** EXERCISE GOAL **
Nothing other than an exact copy of the records should be returned.

(Records from a data collection)
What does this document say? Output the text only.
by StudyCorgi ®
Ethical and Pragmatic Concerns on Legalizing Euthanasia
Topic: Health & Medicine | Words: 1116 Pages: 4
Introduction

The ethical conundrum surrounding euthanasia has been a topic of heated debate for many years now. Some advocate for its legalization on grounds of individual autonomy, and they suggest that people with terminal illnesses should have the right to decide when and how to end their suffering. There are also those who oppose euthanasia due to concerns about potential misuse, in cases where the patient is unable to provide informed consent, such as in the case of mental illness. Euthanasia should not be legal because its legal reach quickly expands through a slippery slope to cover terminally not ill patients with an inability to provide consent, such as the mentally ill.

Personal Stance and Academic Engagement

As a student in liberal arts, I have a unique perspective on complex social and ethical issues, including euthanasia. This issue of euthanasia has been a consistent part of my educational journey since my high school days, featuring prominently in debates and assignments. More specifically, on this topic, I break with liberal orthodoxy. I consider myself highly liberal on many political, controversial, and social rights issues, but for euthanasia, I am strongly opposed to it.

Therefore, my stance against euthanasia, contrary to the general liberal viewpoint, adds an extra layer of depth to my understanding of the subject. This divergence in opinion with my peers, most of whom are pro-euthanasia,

** SOLVED EXERCISE **
What does this document say? Output the text only.
by StudyCorgi ®
Ethical and Pragmatic Concerns on Legalizing Euthanasia
Topic: Health & Medicine | Words: 1116 Pages: 4
Introduction

The ethical conundrum surrounding euthanasia has been a topic of heated debate for many years now. Some advocate for its legalization on grounds of individual autonomy, and they suggest that people with terminal illnesses should have the right to decide when and how to end their suffering. There are also those who oppose euthanasia due to concerns about potential misuse, in cases where the patient is unable to provide informed consent, such as in the case of mental illness. Euthanasia should not be legal because its legal reach quickly expands through a slippery slope to cover terminally not ill patients with an inability to provide consent, such as the mentally ill.

Personal Stance and Academic Engagement

As a student in liberal arts, I have a unique perspective on complex social and ethical issues, including euthanasia. This issue of euthanasia has been a consistent part of my educational journey since my high school days, featuring prominently in debates and assignments. More specifically, on this topic, I break with liberal orthodoxy. I consider myself highly liberal on many political, controversial, and social rights issues, but for euthanasia, I am strongly opposed to it.

Therefore, my stance against euthanasia, contrary to the general liberal viewpoint, adds an extra layer of depth to my understanding of the subject. This divergence in opinion with my peers, most of whom are pro-euthanasia,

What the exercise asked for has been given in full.